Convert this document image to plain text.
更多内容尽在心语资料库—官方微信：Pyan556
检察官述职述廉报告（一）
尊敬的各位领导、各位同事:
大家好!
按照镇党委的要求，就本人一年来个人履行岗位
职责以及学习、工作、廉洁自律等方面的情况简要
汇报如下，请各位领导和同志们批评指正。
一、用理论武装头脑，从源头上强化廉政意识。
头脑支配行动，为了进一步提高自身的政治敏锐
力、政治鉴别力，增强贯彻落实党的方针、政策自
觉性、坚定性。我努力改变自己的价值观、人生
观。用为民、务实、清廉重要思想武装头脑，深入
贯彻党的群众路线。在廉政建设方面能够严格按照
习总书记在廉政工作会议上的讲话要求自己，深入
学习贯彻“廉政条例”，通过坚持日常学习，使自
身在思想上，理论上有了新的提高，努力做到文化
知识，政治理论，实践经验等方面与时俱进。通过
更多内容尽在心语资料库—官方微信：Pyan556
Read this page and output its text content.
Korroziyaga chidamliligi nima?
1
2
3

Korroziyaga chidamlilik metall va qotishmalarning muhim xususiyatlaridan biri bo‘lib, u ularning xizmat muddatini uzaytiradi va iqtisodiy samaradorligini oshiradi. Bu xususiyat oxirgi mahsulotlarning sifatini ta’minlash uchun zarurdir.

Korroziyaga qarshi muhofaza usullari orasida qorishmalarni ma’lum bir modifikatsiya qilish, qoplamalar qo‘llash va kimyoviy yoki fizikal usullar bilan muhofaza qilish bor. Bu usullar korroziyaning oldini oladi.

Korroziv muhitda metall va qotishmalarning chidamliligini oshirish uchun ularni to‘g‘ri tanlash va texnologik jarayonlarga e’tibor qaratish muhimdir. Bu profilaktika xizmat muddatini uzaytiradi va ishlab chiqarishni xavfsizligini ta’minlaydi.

● ● ● ●

Do this: Set down the entries verbatim, leaving none out.

Exercise response:
Convert this document image to plain text.
更多内容尽在心语资料库—官方微信：Pyan556
检察官述职述廉报告（一）
尊敬的各位领导、各位同事:
大家好!
按照镇党委的要求，就本人一年来个人履行岗位
职责以及学习、工作、廉洁自律等方面的情况简要
汇报如下，请各位领导和同志们批评指正。
一、用理论武装头脑，从源头上强化廉政意识。
头脑支配行动，为了进一步提高自身的政治敏锐
力、政治鉴别力，增强贯彻落实党的方针、政策自
觉性、坚定性。我努力改变自己的价值观、人生
观。用为民、务实、清廉重要思想武装头脑，深入
贯彻党的群众路线。在廉政建设方面能够严格按照
习总书记在廉政工作会议上的讲话要求自己，深入
学习贯彻“廉政条例”，通过坚持日常学习，使自
身在思想上，理论上有了新的提高，努力做到文化
知识，政治理论，实践经验等方面与时俱进。通过
更多内容尽在心语资料库—官方微信：Pyan556
Read this page and output its text content.
Korroziyaga chidamliligi nima?
1
2
3

Korroziyaga chidamlilik metall va qotishmalarning muhim xususiyatlaridan biri bo‘lib, u ularning xizmat muddatini uzaytiradi va iqtisodiy samaradorligini oshiradi. Bu xususiyat oxirgi mahsulotlarning sifatini ta’minlash uchun zarurdir.

Korroziyaga qarshi muhofaza usullari orasida qorishmalarni ma’lum bir modifikatsiya qilish, qoplamalar qo‘llash va kimyoviy yoki fizikal usullar bilan muhofaza qilish bor. Bu usullar korroziyaning oldini oladi.

Korroziv muhitda metall va qotishmalarning chidamliligini oshirish uchun ularni to‘g‘ri tanlash va texnologik jarayonlarga e’tibor qaratish muhimdir. Bu profilaktika xizmat muddatini uzaytiradi va ishlab chiqarishni xavfsizligini ta’minlaydi.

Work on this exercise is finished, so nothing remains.